start DATA EXCERPTS

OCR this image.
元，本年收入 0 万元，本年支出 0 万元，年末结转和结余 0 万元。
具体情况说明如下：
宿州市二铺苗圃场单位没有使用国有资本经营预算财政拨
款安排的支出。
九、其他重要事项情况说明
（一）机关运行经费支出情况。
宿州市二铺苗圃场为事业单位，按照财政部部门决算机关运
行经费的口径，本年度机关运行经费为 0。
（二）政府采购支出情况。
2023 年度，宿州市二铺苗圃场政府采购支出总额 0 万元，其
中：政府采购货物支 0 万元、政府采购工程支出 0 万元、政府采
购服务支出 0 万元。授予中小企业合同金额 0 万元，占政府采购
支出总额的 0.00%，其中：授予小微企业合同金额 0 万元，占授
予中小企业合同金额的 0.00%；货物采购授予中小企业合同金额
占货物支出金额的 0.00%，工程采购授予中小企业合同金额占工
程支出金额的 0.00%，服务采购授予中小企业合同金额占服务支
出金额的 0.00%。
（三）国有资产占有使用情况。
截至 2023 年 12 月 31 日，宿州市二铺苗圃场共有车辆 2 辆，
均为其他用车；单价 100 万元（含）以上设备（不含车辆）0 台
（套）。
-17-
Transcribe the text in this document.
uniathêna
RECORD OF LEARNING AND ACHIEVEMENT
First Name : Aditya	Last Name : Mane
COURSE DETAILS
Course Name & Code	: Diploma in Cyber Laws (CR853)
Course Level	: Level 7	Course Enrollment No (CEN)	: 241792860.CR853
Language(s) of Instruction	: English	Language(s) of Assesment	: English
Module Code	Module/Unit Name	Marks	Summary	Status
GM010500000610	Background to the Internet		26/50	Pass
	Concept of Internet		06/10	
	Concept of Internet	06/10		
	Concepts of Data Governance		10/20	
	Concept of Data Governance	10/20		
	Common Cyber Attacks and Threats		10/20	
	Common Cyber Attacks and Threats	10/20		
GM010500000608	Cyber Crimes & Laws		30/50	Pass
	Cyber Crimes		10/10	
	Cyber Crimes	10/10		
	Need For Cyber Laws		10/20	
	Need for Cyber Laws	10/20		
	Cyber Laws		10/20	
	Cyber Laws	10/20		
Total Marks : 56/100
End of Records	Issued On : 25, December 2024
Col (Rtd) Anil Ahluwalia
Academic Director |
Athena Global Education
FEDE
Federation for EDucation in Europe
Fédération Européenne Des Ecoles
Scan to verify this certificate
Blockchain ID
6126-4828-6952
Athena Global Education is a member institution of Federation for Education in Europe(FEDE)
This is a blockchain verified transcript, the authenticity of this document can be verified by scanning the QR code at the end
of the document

end DATA EXCERPTS

Scan the material for lines with the word "Common", and copy each line you find.

REPLY TO THE EXERCISE
	Common Cyber Attacks and Threats		10/20	
	Common Cyber Attacks and Threats	10/20		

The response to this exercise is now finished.